#### The task:
Pull out each line of the records holding the string "C₂H₂".
+++ Input
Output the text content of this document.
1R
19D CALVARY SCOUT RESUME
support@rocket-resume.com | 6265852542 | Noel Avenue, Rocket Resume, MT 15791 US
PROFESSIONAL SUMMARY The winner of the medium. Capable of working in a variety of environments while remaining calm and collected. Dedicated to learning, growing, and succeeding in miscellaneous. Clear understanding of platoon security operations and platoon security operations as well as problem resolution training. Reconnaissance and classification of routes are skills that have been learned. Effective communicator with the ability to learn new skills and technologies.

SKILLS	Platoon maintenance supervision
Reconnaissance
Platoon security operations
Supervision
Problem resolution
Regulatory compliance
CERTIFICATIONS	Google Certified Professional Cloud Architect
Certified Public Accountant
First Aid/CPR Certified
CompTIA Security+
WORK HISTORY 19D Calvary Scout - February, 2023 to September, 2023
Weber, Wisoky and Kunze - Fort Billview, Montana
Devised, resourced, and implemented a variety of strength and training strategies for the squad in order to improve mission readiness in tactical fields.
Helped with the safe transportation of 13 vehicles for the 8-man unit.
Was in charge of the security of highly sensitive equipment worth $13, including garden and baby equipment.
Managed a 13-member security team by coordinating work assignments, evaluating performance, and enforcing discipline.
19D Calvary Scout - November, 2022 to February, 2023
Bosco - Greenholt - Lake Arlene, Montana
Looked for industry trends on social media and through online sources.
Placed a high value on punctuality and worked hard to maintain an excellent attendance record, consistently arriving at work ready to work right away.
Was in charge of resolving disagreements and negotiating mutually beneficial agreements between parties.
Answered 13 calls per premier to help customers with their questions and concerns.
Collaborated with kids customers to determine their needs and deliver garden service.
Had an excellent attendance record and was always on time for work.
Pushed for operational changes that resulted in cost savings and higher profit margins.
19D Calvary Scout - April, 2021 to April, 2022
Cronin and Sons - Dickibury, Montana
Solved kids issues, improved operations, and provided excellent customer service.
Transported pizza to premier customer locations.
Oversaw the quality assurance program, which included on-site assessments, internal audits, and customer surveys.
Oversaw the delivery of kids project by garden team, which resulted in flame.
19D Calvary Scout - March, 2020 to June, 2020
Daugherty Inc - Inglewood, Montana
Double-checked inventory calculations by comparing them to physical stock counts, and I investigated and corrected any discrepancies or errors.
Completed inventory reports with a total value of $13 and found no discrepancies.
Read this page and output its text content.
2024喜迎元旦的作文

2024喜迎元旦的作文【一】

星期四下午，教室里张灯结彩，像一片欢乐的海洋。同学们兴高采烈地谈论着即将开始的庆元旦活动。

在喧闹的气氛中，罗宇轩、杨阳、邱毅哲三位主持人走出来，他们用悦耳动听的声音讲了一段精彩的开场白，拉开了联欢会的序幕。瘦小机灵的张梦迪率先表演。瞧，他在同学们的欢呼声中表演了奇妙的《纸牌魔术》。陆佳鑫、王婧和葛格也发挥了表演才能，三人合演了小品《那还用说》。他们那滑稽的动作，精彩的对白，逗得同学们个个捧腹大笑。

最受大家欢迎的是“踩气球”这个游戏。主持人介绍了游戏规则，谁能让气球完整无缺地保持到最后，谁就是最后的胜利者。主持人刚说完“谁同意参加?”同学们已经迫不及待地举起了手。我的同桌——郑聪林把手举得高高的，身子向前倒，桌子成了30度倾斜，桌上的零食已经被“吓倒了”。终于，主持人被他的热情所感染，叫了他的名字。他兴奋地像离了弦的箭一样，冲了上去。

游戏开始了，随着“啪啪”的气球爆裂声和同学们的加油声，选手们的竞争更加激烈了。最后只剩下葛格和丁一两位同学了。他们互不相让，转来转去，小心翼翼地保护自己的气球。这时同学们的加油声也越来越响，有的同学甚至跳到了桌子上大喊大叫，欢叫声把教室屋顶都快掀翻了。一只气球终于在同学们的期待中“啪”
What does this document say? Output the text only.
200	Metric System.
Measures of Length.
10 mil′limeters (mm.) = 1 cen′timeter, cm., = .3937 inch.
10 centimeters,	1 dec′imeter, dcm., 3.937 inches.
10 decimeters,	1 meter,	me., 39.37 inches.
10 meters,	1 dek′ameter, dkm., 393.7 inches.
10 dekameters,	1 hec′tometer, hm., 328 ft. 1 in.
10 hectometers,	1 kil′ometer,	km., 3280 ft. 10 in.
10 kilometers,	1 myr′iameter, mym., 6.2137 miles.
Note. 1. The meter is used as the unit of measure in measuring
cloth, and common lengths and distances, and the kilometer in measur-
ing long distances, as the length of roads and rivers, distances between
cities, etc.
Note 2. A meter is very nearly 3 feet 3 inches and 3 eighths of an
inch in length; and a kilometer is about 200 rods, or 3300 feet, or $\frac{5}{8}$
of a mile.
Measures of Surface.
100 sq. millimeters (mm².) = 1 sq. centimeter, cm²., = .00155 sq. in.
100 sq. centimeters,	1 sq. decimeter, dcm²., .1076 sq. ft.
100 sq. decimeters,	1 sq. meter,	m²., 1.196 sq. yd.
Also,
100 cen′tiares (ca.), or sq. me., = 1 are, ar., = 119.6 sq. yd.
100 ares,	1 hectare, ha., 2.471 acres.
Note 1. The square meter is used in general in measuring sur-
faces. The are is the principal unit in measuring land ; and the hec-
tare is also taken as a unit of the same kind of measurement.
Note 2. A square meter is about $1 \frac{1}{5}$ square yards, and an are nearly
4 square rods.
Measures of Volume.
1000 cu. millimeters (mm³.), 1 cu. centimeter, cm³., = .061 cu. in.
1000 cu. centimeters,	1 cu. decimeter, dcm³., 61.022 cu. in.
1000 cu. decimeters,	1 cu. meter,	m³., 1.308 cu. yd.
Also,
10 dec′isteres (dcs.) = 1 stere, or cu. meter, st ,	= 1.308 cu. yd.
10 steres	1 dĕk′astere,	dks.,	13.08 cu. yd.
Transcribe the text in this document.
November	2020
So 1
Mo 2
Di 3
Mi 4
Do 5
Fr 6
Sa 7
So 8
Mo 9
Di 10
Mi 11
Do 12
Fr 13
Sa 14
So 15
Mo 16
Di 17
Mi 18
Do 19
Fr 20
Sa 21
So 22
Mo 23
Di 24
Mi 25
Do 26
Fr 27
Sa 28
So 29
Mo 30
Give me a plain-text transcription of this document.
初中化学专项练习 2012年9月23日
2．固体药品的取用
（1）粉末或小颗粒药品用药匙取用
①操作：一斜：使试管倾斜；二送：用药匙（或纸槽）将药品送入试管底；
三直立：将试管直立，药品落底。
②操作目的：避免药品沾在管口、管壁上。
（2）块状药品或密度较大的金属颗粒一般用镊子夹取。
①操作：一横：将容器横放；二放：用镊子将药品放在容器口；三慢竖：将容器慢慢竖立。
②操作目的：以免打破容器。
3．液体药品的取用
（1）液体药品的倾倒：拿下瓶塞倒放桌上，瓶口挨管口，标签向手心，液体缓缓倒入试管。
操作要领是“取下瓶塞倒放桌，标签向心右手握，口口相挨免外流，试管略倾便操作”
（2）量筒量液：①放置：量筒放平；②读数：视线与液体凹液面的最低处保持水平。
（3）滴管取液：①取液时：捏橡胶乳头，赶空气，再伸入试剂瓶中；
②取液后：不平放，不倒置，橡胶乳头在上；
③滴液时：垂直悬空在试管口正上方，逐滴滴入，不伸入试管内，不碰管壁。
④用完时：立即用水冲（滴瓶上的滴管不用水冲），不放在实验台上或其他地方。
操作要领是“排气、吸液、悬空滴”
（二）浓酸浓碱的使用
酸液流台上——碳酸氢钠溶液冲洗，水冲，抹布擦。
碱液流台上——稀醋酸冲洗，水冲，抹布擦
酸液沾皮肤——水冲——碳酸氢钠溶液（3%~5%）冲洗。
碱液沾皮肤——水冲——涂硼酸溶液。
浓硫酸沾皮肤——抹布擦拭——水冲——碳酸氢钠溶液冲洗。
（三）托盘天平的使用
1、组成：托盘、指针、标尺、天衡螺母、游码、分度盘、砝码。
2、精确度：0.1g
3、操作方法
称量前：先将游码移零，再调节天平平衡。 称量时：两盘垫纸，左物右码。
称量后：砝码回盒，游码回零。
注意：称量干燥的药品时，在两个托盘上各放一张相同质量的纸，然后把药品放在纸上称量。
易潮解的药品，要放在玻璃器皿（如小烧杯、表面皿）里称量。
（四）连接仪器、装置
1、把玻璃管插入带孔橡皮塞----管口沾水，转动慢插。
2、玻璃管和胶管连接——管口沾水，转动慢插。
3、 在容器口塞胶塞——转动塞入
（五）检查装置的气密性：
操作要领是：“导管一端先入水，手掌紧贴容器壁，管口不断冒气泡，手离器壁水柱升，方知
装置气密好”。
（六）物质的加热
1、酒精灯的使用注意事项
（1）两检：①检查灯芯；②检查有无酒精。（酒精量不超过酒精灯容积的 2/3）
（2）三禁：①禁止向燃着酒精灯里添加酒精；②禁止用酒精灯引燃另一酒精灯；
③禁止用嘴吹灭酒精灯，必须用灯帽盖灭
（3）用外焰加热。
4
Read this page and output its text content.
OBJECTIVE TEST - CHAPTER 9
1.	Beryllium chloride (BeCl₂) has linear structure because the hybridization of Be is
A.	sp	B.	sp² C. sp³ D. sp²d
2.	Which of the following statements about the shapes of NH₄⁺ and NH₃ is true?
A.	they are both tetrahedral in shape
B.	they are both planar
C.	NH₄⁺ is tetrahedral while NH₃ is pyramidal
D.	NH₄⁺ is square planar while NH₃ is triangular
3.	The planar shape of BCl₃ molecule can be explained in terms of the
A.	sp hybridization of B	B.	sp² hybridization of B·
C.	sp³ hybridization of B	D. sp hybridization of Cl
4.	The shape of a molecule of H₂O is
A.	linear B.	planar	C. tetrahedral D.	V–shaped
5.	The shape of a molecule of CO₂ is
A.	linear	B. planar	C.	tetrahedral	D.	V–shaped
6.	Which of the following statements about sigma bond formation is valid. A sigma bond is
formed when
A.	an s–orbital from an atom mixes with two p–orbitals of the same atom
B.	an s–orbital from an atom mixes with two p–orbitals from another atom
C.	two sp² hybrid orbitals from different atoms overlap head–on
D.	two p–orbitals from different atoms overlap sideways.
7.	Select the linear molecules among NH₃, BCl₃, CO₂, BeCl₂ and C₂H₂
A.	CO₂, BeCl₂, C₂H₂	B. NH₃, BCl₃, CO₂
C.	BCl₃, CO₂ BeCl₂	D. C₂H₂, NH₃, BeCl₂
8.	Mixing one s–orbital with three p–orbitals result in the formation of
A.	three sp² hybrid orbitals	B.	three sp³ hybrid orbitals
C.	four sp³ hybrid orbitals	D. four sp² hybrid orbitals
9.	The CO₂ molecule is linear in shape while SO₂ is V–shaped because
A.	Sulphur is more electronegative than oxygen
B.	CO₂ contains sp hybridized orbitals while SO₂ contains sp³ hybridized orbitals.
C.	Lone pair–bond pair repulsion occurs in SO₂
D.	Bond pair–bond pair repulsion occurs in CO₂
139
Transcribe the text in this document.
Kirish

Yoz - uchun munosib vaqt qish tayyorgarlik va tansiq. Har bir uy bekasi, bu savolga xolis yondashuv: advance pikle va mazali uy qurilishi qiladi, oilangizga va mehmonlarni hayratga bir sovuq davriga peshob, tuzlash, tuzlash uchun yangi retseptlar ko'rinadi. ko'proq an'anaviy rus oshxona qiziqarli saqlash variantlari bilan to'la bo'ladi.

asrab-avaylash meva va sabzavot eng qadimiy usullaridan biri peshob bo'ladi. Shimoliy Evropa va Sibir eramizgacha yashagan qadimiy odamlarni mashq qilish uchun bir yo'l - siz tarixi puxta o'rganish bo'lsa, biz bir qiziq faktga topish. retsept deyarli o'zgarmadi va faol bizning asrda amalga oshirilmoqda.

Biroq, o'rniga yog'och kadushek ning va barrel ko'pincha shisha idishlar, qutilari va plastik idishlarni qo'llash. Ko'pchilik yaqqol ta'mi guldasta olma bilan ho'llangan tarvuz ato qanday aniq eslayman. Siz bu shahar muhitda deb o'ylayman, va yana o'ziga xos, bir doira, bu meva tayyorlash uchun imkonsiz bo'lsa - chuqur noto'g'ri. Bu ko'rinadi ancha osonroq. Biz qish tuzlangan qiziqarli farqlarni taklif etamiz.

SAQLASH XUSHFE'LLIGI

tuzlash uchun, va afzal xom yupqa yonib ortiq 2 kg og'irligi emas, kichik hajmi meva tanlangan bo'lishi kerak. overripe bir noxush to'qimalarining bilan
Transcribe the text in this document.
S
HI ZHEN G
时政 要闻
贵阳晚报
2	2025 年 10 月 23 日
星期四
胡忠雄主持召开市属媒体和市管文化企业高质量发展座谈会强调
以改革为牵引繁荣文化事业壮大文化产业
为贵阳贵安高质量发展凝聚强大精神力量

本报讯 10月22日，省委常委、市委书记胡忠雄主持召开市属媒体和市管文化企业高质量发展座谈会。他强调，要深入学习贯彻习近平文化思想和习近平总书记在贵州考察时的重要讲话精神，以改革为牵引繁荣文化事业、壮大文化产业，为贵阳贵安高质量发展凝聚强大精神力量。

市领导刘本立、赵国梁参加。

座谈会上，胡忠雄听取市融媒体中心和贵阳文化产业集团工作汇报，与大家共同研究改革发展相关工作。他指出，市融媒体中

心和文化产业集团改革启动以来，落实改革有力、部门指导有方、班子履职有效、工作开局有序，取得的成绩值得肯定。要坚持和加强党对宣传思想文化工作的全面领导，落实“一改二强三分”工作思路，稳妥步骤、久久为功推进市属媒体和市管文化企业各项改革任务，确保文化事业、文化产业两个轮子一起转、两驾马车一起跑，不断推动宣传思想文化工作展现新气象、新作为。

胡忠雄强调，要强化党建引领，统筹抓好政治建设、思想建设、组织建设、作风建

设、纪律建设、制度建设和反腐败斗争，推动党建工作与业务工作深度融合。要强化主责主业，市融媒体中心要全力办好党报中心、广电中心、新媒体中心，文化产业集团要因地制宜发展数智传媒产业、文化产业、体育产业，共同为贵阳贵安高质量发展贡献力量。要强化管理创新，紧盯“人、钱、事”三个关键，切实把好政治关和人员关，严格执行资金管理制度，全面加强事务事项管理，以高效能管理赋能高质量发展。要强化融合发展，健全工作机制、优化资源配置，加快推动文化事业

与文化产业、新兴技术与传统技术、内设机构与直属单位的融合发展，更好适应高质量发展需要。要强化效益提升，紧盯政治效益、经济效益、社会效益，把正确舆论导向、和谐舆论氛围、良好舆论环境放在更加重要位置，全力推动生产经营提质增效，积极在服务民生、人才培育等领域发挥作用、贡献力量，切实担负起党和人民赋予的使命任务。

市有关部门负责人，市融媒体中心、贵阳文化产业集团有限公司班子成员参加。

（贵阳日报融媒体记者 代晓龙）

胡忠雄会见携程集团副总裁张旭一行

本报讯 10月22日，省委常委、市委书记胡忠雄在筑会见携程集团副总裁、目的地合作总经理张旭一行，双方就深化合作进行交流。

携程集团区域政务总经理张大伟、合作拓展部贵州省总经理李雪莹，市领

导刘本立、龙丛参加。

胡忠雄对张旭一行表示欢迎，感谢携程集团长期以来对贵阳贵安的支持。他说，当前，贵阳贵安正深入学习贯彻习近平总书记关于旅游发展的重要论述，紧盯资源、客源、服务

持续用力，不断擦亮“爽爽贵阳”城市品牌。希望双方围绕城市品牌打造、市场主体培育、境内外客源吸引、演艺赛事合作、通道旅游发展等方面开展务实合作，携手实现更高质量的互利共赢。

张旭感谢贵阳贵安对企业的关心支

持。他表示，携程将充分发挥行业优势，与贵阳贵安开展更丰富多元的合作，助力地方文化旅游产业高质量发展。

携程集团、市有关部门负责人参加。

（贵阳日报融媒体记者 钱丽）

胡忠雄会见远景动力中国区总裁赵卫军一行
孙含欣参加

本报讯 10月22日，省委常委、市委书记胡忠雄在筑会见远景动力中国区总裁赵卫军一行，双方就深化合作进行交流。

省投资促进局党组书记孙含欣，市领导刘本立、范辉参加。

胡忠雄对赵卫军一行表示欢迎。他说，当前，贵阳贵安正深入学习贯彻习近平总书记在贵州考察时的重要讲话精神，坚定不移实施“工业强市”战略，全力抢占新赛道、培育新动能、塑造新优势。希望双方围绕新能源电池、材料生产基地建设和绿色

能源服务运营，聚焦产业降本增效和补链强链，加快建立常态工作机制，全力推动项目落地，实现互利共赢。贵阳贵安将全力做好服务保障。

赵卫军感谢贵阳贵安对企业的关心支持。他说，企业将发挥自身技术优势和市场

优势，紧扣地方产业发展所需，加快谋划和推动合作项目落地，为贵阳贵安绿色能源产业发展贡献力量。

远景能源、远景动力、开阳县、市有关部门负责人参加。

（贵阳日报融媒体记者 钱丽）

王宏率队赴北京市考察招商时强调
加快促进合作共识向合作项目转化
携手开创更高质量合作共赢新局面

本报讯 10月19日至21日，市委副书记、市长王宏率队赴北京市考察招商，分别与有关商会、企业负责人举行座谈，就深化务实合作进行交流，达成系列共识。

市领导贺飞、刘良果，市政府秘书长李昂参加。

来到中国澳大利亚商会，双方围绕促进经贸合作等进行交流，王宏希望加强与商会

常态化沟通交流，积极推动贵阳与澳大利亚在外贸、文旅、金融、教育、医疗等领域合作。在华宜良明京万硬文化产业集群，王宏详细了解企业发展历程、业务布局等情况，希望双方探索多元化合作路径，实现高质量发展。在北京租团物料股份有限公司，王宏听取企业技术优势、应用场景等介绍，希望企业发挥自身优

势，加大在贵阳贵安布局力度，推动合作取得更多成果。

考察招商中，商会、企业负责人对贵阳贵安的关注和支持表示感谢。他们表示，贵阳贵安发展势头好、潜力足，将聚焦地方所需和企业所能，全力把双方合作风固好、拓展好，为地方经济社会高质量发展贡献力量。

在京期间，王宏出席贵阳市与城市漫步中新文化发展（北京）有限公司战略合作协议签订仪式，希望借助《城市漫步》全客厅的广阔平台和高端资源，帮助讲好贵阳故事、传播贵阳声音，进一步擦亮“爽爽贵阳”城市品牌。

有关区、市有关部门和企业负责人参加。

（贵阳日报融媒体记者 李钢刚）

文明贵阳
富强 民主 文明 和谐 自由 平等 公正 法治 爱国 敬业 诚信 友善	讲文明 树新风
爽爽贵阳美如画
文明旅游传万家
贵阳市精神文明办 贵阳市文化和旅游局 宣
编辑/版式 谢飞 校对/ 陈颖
++++++
#### Full output:
7.	Select the linear molecules among NH₃, BCl₃, CO₂, BeCl₂ and C₂H₂
A.	CO₂, BeCl₂, C₂H₂	B. NH₃, BCl₃, CO₂
C.	BCl₃, CO₂ BeCl₂	D. C₂H₂, NH₃, BeCl₂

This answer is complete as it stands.